**Exercise goal**
Check each line of the data for "document" and select those that have it.

**Extracted data entries**
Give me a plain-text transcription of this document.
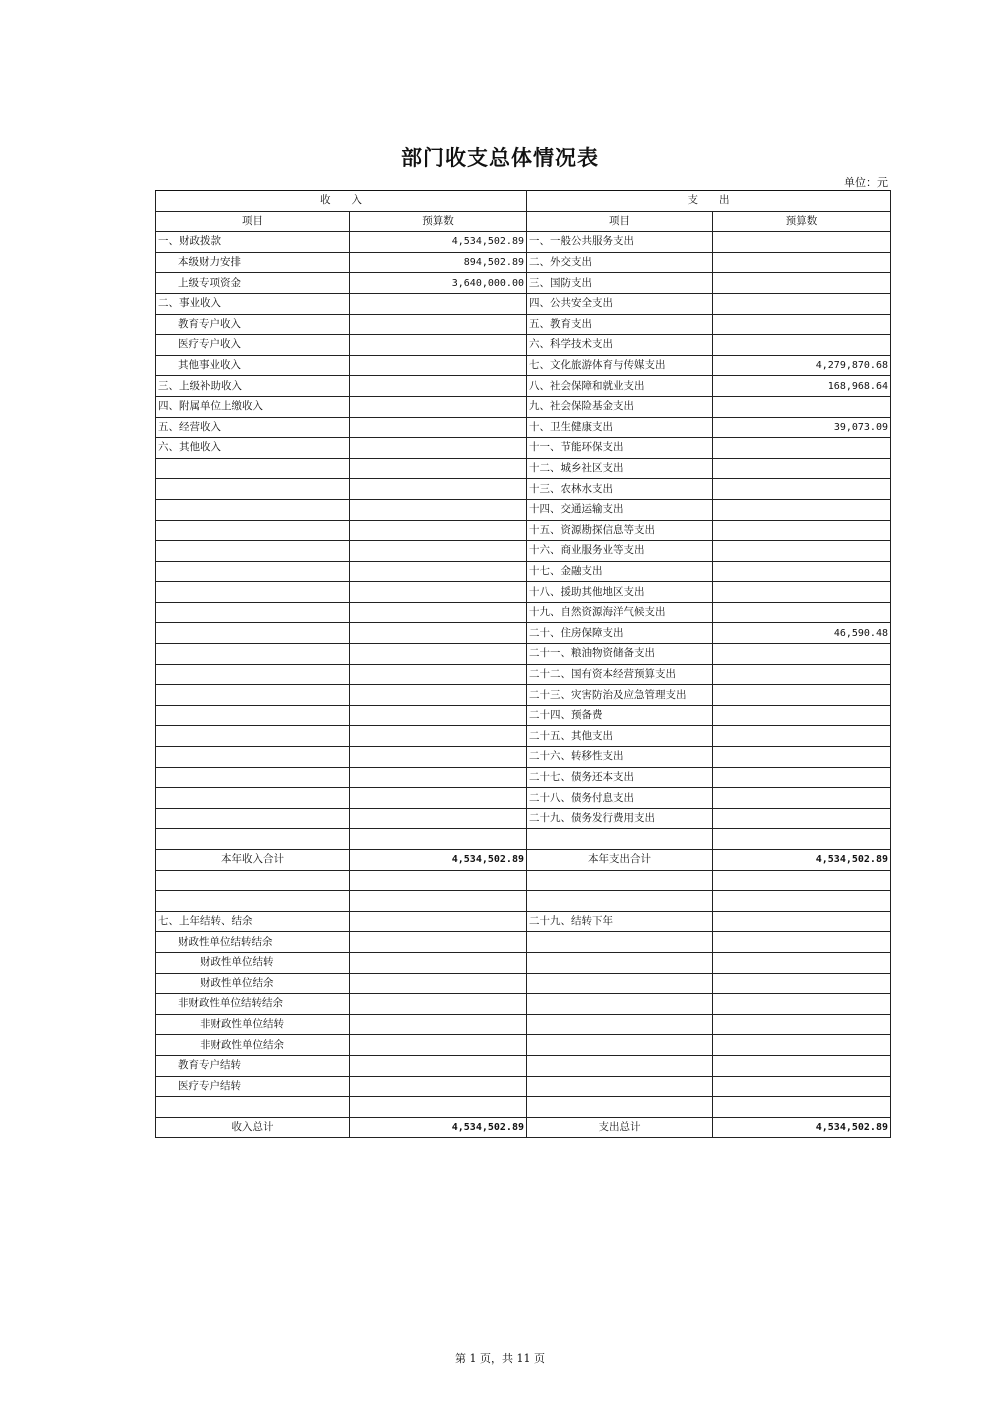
部门收支总体情况表
单位：元
收　　入		支　　出	
项目	预算数	项目	预算数
一、财政拨款	4,534,502.89	一、一般公共服务支出	
本级财力安排	894,502.89	二、外交支出	
上级专项资金	3,640,000.00	三、国防支出	
二、事业收入		四、公共安全支出	
教育专户收入		五、教育支出	
医疗专户收入		六、科学技术支出	
其他事业收入		七、文化旅游体育与传媒支出	4,279,870.68
三、上级补助收入		八、社会保障和就业支出	168,968.64
四、附属单位上缴收入		九、社会保险基金支出	
五、经营收入		十、卫生健康支出	39,073.09
六、其他收入		十一、节能环保支出	
		十二、城乡社区支出	
		十三、农林水支出	
		十四、交通运输支出	
		十五、资源勘探信息等支出	
		十六、商业服务业等支出	
		十七、金融支出	
		十八、援助其他地区支出	
		十九、自然资源海洋气候支出	
		二十、住房保障支出	46,590.48
		二十一、粮油物资储备支出	
		二十二、国有资本经营预算支出	
		二十三、灾害防治及应急管理支出	
		二十四、预备费	
		二十五、其他支出	
		二十六、转移性支出	
		二十七、债务还本支出	
		二十八、债务付息支出	
		二十九、债务发行费用支出	

本年收入合计	4,534,502.89	本年支出合计	4,534,502.89

七、上年结转、结余		二十九、结转下年	
财政性单位结转结余			
财政性单位结转			
财政性单位结余			
非财政性单位结转结余			
非财政性单位结转			
非财政性单位结余			
教育专户结转			
医疗专户结转			

收入总计	4,534,502.89	支出总计	4,534,502.89
第 1 页，共 11 页
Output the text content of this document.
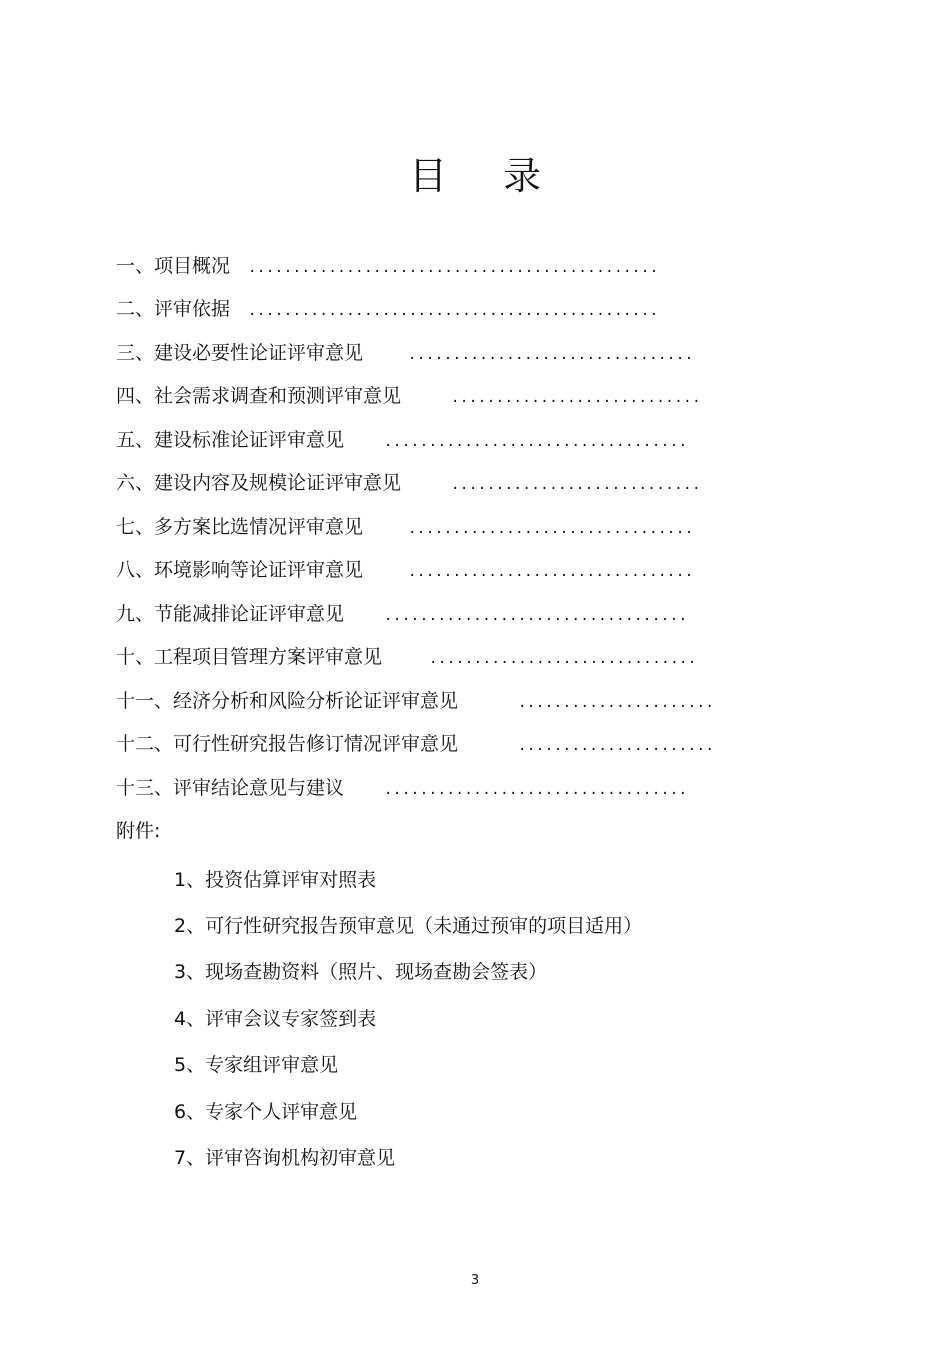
目 录
一、项目概况 ..............................................
二、评审依据 ..............................................
三、建设必要性论证评审意见	................................
四、社会需求调查和预测评审意见	............................
五、建设标准论证评审意见	..................................
六、建设内容及规模论证评审意见	............................
七、多方案比选情况评审意见	................................
八、环境影响等论证评审意见	................................
九、节能减排论证评审意见	..................................
十、工程项目管理方案评审意见	..............................
十一、经济分析和风险分析论证评审意见	......................
十二、可行性研究报告修订情况评审意见	......................
十三、评审结论意见与建议	..................................
附件:
1、投资估算评审对照表
2、可行性研究报告预审意见（未通过预审的项目适用）
3、现场查勘资料（照片、现场查勘会签表）
4、评审会议专家签到表
5、专家组评审意见
6、专家个人评审意见
7、评审咨询机构初审意见
3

**Answer below**
Give me a plain-text transcription of this document.
Output the text content of this document.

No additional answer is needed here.